## BRIEF:
Collect all lines from the listing that include the string "Ansiolíticos".

>> BEGIN

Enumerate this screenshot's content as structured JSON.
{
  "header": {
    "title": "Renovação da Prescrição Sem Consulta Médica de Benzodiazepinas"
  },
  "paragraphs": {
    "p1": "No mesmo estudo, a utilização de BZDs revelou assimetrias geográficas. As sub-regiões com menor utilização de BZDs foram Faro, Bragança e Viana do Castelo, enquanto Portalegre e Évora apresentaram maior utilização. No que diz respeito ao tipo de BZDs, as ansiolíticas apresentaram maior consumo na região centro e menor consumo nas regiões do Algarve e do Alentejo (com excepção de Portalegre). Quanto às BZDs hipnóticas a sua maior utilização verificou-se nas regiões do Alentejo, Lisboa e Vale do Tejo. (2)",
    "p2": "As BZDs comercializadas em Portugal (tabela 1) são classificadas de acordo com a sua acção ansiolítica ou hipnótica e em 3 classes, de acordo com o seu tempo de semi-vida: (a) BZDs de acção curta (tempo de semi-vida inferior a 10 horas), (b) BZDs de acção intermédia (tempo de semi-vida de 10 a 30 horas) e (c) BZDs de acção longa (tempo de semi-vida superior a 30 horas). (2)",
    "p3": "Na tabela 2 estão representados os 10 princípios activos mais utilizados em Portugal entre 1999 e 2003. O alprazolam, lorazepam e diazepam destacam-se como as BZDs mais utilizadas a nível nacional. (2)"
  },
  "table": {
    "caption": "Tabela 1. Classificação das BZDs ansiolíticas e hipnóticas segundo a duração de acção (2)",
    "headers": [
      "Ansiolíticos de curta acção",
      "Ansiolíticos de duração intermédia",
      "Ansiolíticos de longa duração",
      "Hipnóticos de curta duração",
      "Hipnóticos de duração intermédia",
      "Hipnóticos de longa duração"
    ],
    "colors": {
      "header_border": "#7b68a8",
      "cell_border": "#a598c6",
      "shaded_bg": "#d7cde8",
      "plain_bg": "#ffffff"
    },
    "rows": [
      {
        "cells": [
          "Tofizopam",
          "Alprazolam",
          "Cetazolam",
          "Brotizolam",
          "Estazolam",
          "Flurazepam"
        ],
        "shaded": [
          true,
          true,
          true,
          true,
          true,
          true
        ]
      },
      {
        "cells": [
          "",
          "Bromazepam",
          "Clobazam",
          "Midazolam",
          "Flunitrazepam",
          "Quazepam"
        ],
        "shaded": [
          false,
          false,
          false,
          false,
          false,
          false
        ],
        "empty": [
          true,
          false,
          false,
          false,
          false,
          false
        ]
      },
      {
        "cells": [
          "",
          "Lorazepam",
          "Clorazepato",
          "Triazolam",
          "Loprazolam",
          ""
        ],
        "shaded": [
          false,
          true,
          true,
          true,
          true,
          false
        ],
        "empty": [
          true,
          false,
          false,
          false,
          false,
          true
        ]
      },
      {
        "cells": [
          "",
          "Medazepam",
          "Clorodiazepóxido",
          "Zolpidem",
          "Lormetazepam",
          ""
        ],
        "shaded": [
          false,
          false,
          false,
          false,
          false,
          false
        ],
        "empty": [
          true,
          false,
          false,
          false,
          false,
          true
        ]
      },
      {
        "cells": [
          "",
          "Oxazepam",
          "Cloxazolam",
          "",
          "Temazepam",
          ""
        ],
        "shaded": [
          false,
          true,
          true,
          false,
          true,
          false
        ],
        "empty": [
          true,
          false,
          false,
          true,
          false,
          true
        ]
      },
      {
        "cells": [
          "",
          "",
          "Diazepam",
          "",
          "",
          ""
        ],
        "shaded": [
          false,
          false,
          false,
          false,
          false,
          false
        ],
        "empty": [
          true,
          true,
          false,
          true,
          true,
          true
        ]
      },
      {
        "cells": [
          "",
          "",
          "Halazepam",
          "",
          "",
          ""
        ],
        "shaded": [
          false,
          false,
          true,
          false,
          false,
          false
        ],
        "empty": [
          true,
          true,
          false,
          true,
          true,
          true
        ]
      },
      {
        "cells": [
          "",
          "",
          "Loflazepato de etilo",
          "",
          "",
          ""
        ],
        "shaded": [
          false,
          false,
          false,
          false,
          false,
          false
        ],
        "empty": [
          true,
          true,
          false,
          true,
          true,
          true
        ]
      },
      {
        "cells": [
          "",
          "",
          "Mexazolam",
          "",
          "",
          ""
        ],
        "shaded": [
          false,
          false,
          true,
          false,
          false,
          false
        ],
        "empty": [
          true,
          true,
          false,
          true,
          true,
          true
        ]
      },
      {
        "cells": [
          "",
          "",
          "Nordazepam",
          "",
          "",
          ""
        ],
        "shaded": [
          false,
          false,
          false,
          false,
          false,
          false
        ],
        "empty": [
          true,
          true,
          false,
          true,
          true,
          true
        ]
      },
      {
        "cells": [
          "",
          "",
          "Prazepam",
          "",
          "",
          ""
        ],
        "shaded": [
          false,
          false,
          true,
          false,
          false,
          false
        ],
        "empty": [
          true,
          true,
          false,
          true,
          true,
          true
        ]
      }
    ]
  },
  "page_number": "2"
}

>> END

## RESULT OF THE EXERCISE:
      "Ansiolíticos de curta acção",
      "Ansiolíticos de duração intermédia",
      "Ansiolíticos de longa duração",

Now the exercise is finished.